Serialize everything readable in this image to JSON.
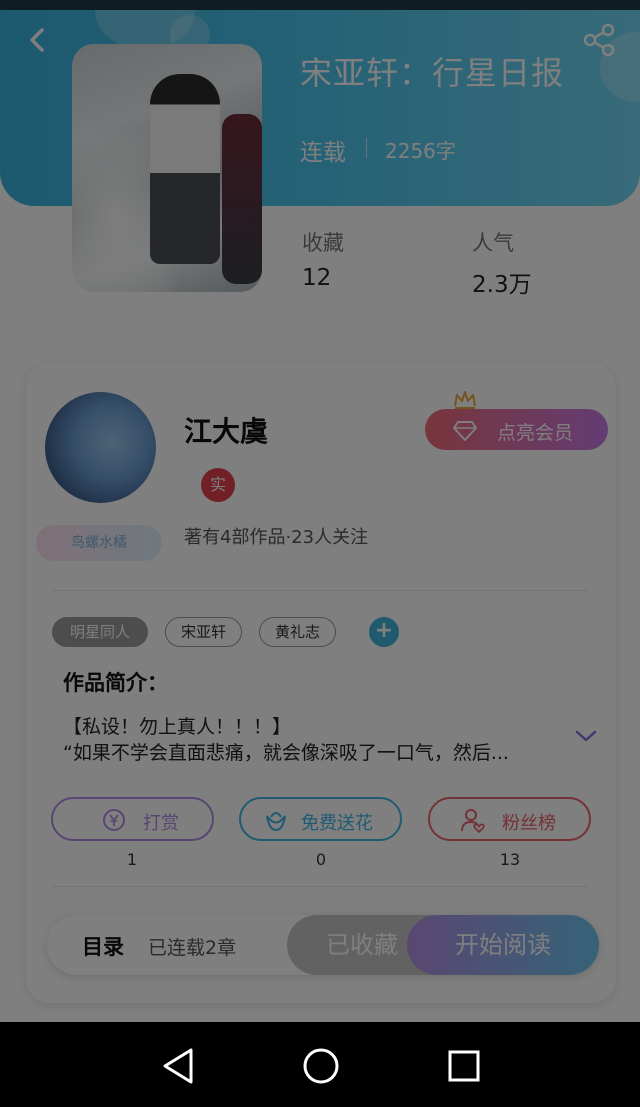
{
  "book": {
    "title": "宋亚轩：行星日报",
    "status": "连载",
    "word_count": "2256字"
  },
  "stats": {
    "favorites_label": "收藏",
    "favorites_value": "12",
    "popularity_label": "人气",
    "popularity_value": "2.3万"
  },
  "author": {
    "name": "江大虞",
    "real_badge": "实",
    "stats": "著有4部作品·23人关注",
    "badge_tag": "鸟螺水橘",
    "vip_button": "点亮会员"
  },
  "tags": [
    "明星同人",
    "宋亚轩",
    "黄礼志"
  ],
  "intro": {
    "title": "作品简介：",
    "line1": "【私设！勿上真人！！！】",
    "line2": "“如果不学会直面悲痛，就会像深吸了一口气，然后..."
  },
  "actions": [
    {
      "label": "打赏",
      "count": "1",
      "color": "#b38ae6",
      "icon": "yuan-coin-icon"
    },
    {
      "label": "免费送花",
      "count": "0",
      "color": "#3fb7e2",
      "icon": "flower-icon"
    },
    {
      "label": "粉丝榜",
      "count": "13",
      "color": "#e8636c",
      "icon": "fan-heart-icon"
    }
  ],
  "bottom": {
    "toc": "目录",
    "chapters": "已连载2章",
    "favorited": "已收藏",
    "start_reading": "开始阅读"
  },
  "colors": {
    "header": "#49c3ea",
    "accent_red": "#e2404c",
    "accent_blue": "#3eb4df"
  }
}
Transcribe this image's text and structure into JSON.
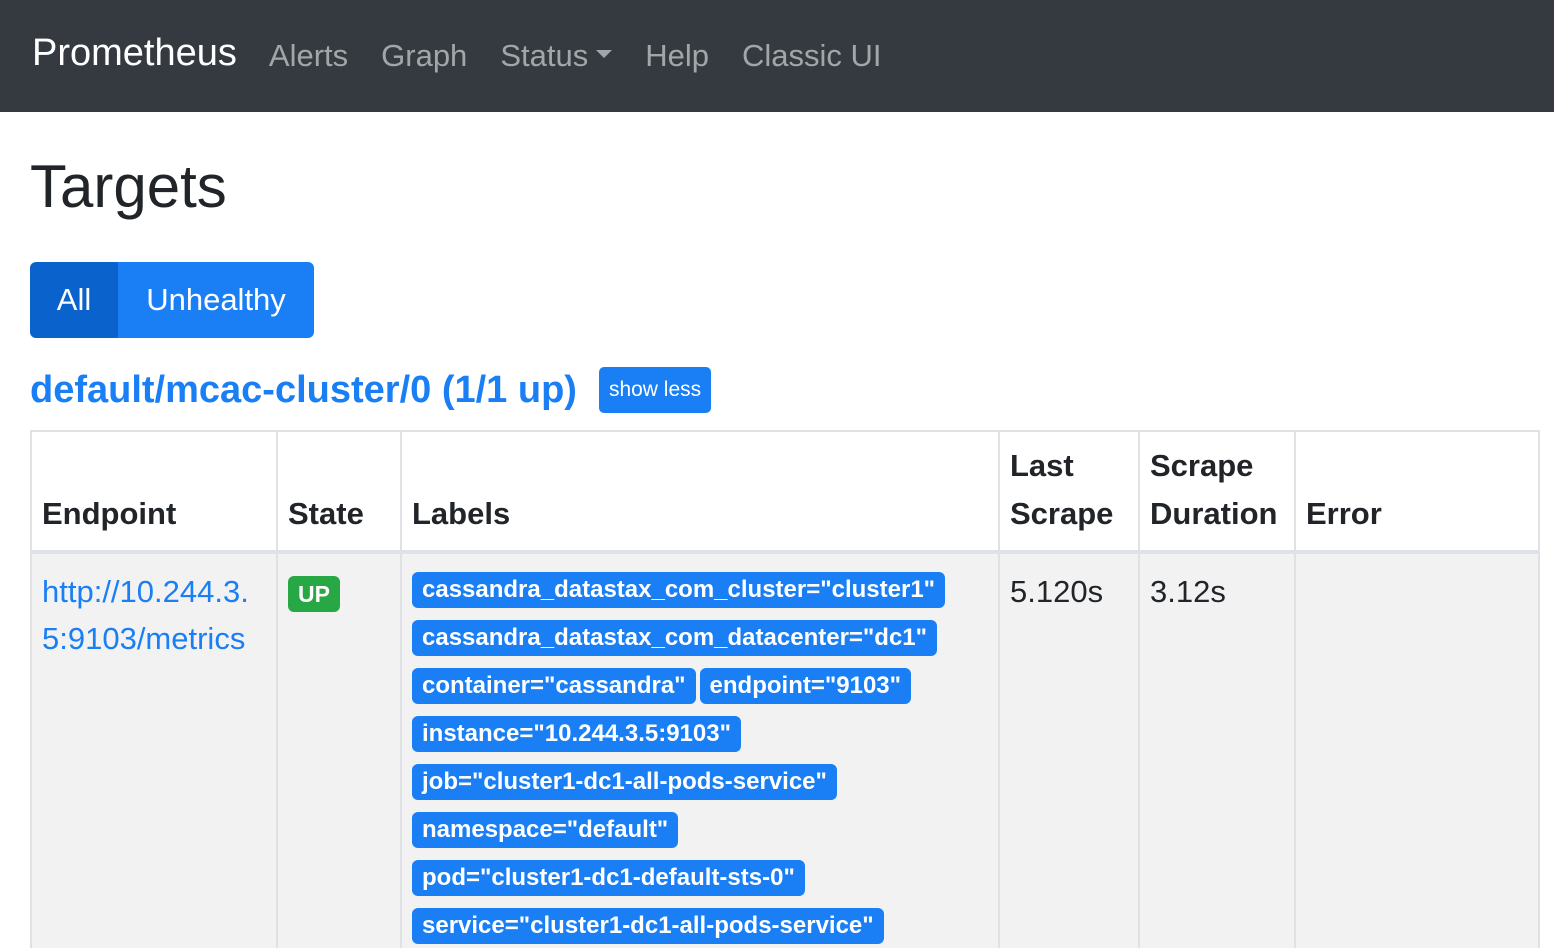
{
  "navbar": {
    "brand": "Prometheus",
    "items": [
      {
        "label": "Alerts"
      },
      {
        "label": "Graph"
      },
      {
        "label": "Status"
      },
      {
        "label": "Help"
      },
      {
        "label": "Classic UI"
      }
    ]
  },
  "page": {
    "title": "Targets",
    "filters": {
      "all": "All",
      "unhealthy": "Unhealthy"
    }
  },
  "job": {
    "title": "default/mcac-cluster/0 (1/1 up)",
    "toggle": "show less"
  },
  "table": {
    "headers": {
      "endpoint": "Endpoint",
      "state": "State",
      "labels": "Labels",
      "last_scrape_line1": "Last",
      "last_scrape_line2": "Scrape",
      "duration_line1": "Scrape",
      "duration_line2": "Duration",
      "error": "Error"
    },
    "row": {
      "endpoint": "http://10.244.3.5:9103/metrics",
      "state": "UP",
      "labels": [
        "cassandra_datastax_com_cluster=\"cluster1\"",
        "cassandra_datastax_com_datacenter=\"dc1\"",
        "container=\"cassandra\"",
        "endpoint=\"9103\"",
        "instance=\"10.244.3.5:9103\"",
        "job=\"cluster1-dc1-all-pods-service\"",
        "namespace=\"default\"",
        "pod=\"cluster1-dc1-default-sts-0\"",
        "service=\"cluster1-dc1-all-pods-service\""
      ],
      "last_scrape": "5.120s",
      "scrape_duration": "3.12s",
      "error": ""
    }
  },
  "colors": {
    "navbar_bg": "#343a40",
    "primary": "#1a7ff5",
    "primary_active": "#0a62cc",
    "success": "#28a745"
  }
}
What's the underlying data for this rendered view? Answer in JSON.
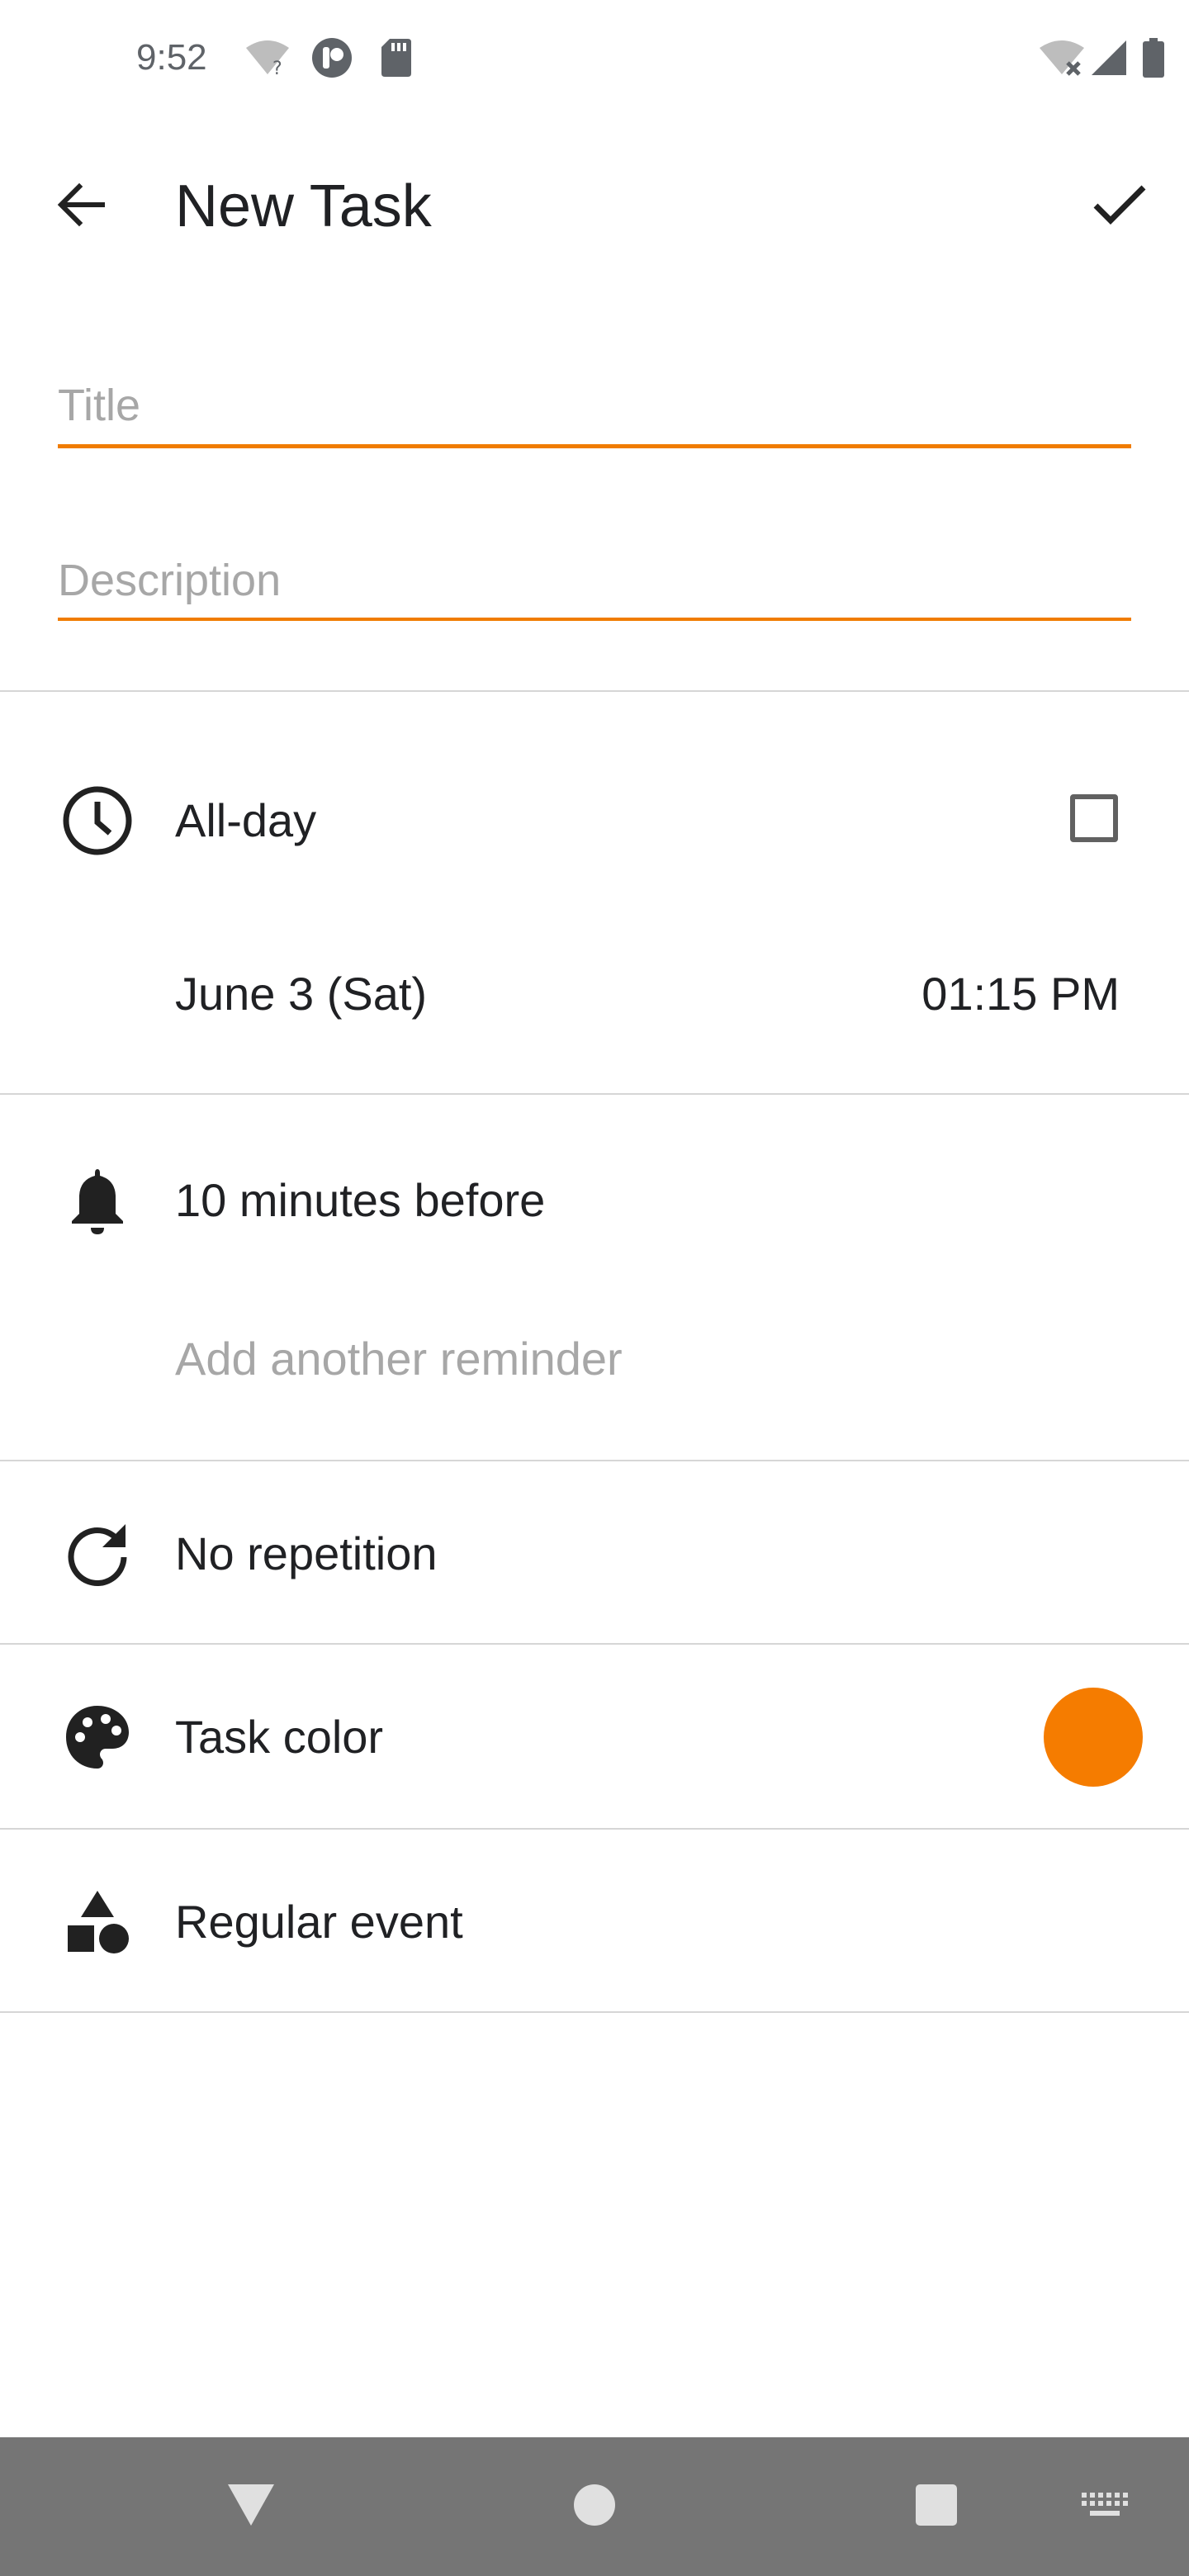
{
  "status_bar": {
    "time": "9:52",
    "left_icons": [
      "wifi-question-icon",
      "pie-app-icon",
      "sd-card-icon"
    ],
    "right_icons": [
      "wifi-off-icon",
      "cell-signal-icon",
      "battery-icon"
    ]
  },
  "app_bar": {
    "back_icon": "arrow-left-icon",
    "title": "New Task",
    "confirm_icon": "check-icon"
  },
  "form": {
    "title_placeholder": "Title",
    "title_value": "",
    "description_placeholder": "Description",
    "description_value": ""
  },
  "schedule": {
    "icon": "clock-icon",
    "all_day_label": "All-day",
    "all_day_checked": false,
    "date": "June 3 (Sat)",
    "time": "01:15 PM"
  },
  "reminders": {
    "icon": "bell-icon",
    "items": [
      "10 minutes before"
    ],
    "add_label": "Add another reminder"
  },
  "repetition": {
    "icon": "repeat-icon",
    "label": "No repetition"
  },
  "task_color": {
    "icon": "palette-icon",
    "label": "Task color",
    "value": "#f57c00"
  },
  "event_type": {
    "icon": "shapes-icon",
    "label": "Regular event"
  },
  "nav_bar": {
    "buttons": [
      "back-triangle-icon",
      "home-circle-icon",
      "recents-square-icon",
      "keyboard-icon"
    ]
  },
  "colors": {
    "accent": "#f07c00",
    "divider": "#d6d6d6",
    "nav_bar": "#757575"
  }
}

Goal:
Among the lines of the data, identify those with the word "default". Copy each of them.

Complete output:
    "title": "default/mcac-cluster/0 (1/1 up)",
        "namespace=\"default\"",
        "pod=\"cluster1-dc1-default-sts-0\"",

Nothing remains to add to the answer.